== PROBLEM REQUIREMENTS ==
Some lines of these records may hold the word "enjoy"; state how many, using only the number.

== GIVEN RECORDS ==
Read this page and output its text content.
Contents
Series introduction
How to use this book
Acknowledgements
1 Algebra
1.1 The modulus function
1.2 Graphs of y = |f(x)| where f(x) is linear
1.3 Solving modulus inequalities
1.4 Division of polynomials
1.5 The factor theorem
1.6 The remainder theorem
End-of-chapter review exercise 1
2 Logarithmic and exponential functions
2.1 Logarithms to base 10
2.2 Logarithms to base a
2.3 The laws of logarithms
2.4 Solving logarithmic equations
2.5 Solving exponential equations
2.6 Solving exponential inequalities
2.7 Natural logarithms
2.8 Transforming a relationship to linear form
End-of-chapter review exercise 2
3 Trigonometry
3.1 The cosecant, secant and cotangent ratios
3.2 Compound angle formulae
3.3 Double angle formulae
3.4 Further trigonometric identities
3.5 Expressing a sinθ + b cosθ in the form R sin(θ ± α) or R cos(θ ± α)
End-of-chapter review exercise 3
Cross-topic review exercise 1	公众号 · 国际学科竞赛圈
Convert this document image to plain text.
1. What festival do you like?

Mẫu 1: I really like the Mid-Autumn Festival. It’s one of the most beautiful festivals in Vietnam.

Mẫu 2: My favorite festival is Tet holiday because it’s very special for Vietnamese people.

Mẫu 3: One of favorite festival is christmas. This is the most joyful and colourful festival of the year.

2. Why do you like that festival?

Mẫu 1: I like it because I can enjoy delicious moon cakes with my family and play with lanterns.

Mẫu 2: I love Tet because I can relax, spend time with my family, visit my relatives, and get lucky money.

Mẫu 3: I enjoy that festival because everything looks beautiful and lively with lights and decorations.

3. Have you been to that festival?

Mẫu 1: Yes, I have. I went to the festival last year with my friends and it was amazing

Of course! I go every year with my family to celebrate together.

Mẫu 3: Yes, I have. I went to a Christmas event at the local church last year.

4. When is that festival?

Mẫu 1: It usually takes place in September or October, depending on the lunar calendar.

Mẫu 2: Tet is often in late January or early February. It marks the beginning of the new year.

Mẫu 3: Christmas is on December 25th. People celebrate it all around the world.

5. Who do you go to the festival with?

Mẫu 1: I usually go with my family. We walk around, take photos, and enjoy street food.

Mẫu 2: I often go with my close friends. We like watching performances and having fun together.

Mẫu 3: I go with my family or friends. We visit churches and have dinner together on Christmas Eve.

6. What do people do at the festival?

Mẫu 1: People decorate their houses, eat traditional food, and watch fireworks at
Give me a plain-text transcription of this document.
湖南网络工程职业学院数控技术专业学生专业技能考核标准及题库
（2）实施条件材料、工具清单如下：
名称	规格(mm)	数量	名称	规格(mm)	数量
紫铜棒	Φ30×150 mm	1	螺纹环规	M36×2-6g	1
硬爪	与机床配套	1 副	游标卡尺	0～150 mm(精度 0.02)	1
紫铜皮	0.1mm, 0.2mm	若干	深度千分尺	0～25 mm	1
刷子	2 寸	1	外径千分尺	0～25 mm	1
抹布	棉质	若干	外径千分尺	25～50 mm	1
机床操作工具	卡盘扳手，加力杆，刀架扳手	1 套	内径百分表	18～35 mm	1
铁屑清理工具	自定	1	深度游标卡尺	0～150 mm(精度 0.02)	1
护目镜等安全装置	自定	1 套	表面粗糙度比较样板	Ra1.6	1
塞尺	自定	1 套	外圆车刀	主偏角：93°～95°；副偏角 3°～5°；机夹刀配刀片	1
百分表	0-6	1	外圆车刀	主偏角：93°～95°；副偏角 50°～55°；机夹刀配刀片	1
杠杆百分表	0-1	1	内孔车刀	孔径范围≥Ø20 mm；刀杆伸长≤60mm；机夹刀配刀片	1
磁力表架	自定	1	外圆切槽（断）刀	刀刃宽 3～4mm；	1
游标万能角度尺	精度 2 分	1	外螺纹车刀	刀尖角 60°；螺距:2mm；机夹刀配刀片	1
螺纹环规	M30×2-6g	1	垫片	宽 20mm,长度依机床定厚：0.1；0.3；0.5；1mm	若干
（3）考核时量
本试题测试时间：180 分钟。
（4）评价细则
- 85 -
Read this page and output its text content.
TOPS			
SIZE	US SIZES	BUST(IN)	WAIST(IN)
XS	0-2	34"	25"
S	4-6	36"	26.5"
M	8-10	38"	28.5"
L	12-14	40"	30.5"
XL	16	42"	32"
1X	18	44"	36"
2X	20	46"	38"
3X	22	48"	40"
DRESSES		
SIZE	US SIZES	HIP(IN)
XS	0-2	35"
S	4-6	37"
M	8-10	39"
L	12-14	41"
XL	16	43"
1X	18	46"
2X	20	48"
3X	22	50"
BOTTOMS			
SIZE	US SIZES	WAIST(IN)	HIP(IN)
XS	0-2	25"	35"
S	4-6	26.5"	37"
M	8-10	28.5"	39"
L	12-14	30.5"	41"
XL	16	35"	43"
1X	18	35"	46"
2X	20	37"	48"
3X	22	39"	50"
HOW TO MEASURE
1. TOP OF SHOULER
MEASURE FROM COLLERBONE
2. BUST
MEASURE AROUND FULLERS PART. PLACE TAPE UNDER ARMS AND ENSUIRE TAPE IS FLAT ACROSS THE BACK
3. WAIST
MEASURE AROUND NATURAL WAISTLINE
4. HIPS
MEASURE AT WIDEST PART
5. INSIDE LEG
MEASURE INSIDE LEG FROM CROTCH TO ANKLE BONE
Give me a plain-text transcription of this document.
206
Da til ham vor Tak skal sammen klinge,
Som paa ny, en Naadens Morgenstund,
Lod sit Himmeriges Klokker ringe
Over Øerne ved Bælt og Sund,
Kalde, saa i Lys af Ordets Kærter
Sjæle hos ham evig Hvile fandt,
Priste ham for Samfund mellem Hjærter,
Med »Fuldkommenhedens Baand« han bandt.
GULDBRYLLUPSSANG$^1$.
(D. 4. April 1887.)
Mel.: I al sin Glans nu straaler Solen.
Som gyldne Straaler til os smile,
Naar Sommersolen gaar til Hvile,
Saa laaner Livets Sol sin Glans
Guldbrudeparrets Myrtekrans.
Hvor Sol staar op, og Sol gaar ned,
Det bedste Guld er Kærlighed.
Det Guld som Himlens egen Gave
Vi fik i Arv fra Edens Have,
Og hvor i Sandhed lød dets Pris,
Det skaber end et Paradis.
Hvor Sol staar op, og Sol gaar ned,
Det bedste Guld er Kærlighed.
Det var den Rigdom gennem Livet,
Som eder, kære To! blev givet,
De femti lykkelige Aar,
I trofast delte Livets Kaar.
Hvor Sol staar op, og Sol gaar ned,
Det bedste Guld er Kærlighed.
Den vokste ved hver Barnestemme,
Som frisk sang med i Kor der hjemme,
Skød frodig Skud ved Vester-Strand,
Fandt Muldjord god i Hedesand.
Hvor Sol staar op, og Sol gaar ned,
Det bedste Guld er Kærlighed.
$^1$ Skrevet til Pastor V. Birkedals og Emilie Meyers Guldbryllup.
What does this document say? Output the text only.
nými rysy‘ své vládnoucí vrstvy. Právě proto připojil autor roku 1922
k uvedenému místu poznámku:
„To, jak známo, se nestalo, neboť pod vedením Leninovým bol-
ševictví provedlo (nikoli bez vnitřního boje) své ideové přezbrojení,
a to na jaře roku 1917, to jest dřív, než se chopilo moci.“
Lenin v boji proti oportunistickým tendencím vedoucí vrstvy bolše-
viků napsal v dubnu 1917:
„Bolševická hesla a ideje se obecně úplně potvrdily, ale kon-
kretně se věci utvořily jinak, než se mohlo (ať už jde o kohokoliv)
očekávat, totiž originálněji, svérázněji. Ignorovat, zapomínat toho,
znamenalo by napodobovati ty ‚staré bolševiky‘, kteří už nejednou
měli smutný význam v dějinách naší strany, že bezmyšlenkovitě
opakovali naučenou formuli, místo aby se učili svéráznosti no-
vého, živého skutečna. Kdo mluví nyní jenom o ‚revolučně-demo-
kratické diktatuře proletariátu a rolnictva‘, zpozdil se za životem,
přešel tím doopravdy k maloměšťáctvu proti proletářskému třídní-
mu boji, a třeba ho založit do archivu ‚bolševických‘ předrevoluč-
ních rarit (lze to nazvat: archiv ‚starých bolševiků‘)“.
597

== THE REPLY ==
3